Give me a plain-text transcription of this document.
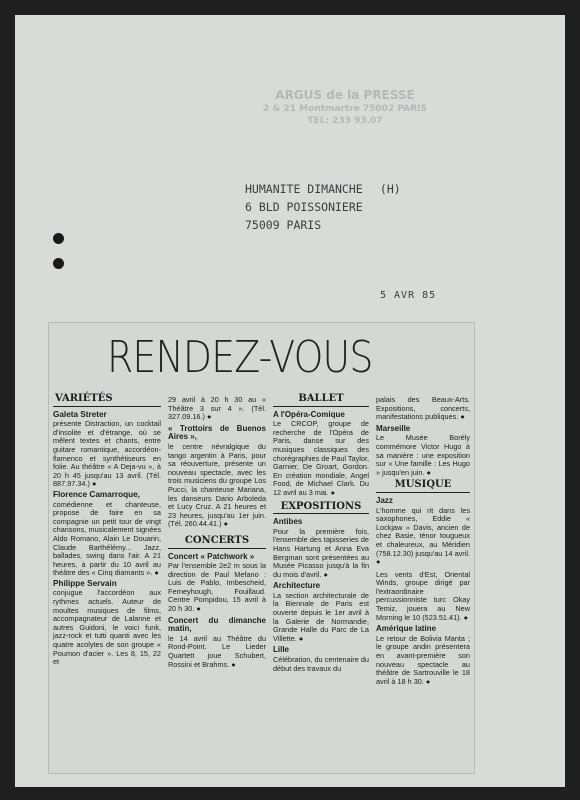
ARGUS de la PRESSE
2 & 21 Montmartre 75002 PARIS
TEL: 233 93.07
HUMANITE DIMANCHE (H)
6 BLD POISSONIERE
75009 PARIS
5 AVR 85
RENDEZ-VOUS
VARIÉTÉS

Galeta Streter

présente Distraction, un cocktail d'insolite et d'étrange, où se mêlent textes et chants, entre guitare romantique, accordéon-flamenco et synthétiseurs en folie. Au théâtre « A Deja-vu », à 20 h 45 jusqu'au 13 avril. (Tél. 887.97.34.) ●

Florence Camarroque,

comédienne et chanteuse, propose de faire en sa compagnie un petit tour de vingt chansons, musicalement signées Aldo Romano, Alain Le Douarin, Claude Barthélémy... Jazz, ballades, swing dans l'air. A 21 heures, à partir du 10 avril au théâtre des « Cinq diamants ». ●

Philippe Servain

conjugue l'accordéon aux rythmes actuels. Auteur de moultes musiques de films, accompagnateur de Lalanne et autres Guidoni, le voici funk, jazz-rock et tutti quanti avec les quatre acolytes de son groupe « Poumon d'acier ». Les 8, 15, 22 et

29 avril à 20 h 30 au « Théâtre 3 sur 4 ». (Tél. 327.09.16.) ●

« Trottoirs de Buenos Aires »,

le centre névralgique du tango argentin à Paris, pour sa réouverture, présente un nouveau spectacle, avec les trois musiciens du groupe Los Pucci, la chanteuse Mariana, les danseurs Dario Arboleda et Lucy Cruz. A 21 heures et 23 heures, jusqu'au 1er juin. (Tél. 260.44.41.) ●

CONCERTS

Concert « Patchwork »

Par l'ensemble 2e2 m sous la direction de Paul Mefano : Luis de Pablo, Imbescheid, Ferneyhough, Fouillaud. Centre Pompidou, 15 avril à 20 h 30. ●

Concert du dimanche matin,

le 14 avril au Théâtre du Rond-Point. Le Lieder Quartett joue Schubert, Rossini et Brahms. ●

BALLET

A l'Opéra-Comique

Le CRCOP, groupe de recherche de l'Opéra de Paris, danse sur des musiques classiques des chorégraphies de Paul Taylor, Garnier, De Groart, Gordon. En création mondiale, Angel Food, de Michael Clark. Du 12 avril au 3 mai. ●

EXPOSITIONS

Antibes

Pour la première fois, l'ensemble des tapisseries de Hans Hartung et Anna Eva Bergman sont présentées au Musée Picasso jusqu'à la fin du mois d'avril. ●

Architecture

La section architecturale de la Biennale de Paris est ouverte depuis le 1er avril à la Galerie de Normandie, Grande Halle du Parc de La Villette. ●

Lille

Célébration, du centenaire du début des travaux du

palais des Beaux-Arts. Expositions, concerts, manifestations publiques. ●

Marseille

Le Musée Borély commémore Victor Hugo à sa manière : une exposition sur « Une famille : Les Hugo » jusqu'en juin. ●

MUSIQUE

Jazz

L'homme qui rit dans les saxophones, Eddie « Lockjaw » Davis, ancien de chez Basie, ténor tougueux et chaleureux, au Méridien (758.12.30) jusqu'au 14 avril. ●

Les vents d'Est, Oriental Winds, groupe dirigé par l'extraordinaire percussionniste turc Okay Temiz, jouera au New Morning le 10 (523.51.41). ●

Amérique latine

Le retour de Bolivia Manta ; le groupe andin présentera en avant-première son nouveau spectacle au théâtre de Sartrouville le 18 avril à 18 h 30. ●
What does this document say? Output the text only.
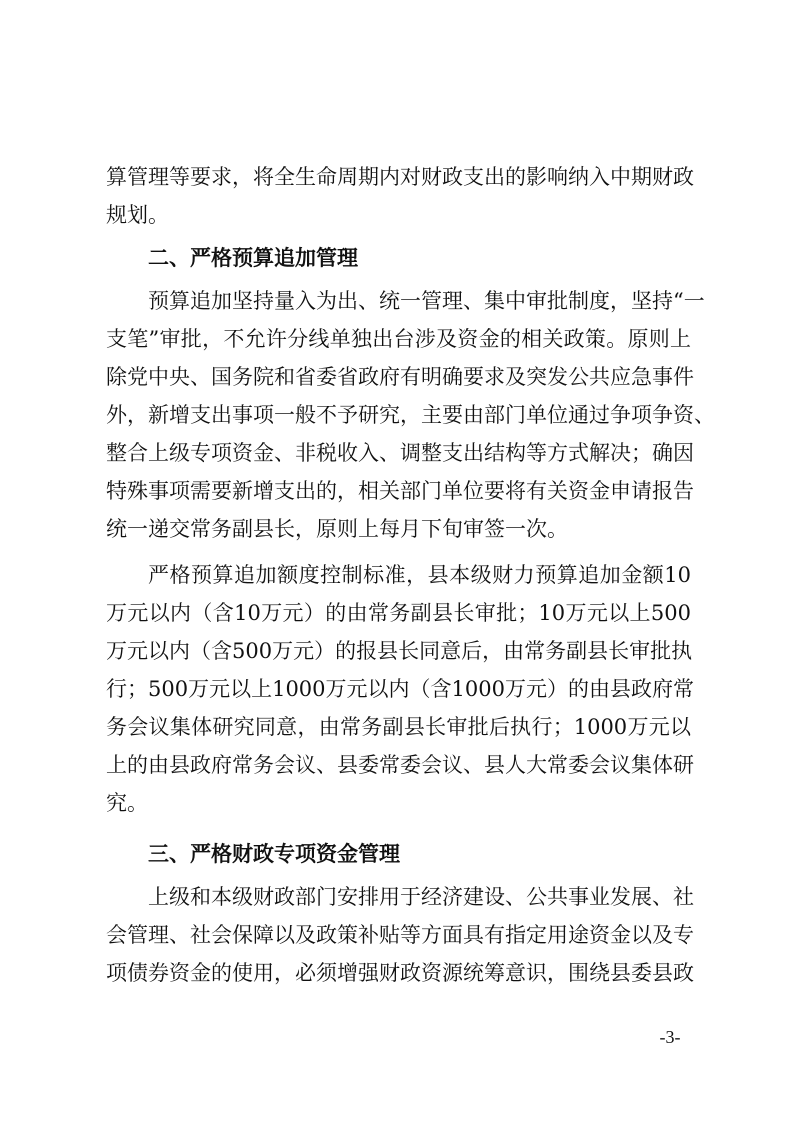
算管理等要求，将全生命周期内对财政支出的影响纳入中期财政
规划。
二、严格预算追加管理
预算追加坚持量入为出、统一管理、集中审批制度，坚持“一
支笔”审批，不允许分线单独出台涉及资金的相关政策。原则上
除党中央、国务院和省委省政府有明确要求及突发公共应急事件
外，新增支出事项一般不予研究，主要由部门单位通过争项争资、
整合上级专项资金、非税收入、调整支出结构等方式解决；确因
特殊事项需要新增支出的，相关部门单位要将有关资金申请报告
统一递交常务副县长，原则上每月下旬审签一次。
严格预算追加额度控制标准，县本级财力预算追加金额10
万元以内（含10万元）的由常务副县长审批；10万元以上500
万元以内（含500万元）的报县长同意后，由常务副县长审批执
行；500万元以上1000万元以内（含1000万元）的由县政府常
务会议集体研究同意，由常务副县长审批后执行；1000万元以
上的由县政府常务会议、县委常委会议、县人大常委会议集体研
究。
三、严格财政专项资金管理
上级和本级财政部门安排用于经济建设、公共事业发展、社
会管理、社会保障以及政策补贴等方面具有指定用途资金以及专
项债券资金的使用，必须增强财政资源统筹意识，围绕县委县政
-3-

§

» What to work on:
Report how many lines in the records hold the word "document", giving the number and nothing else.

» Written answer:
2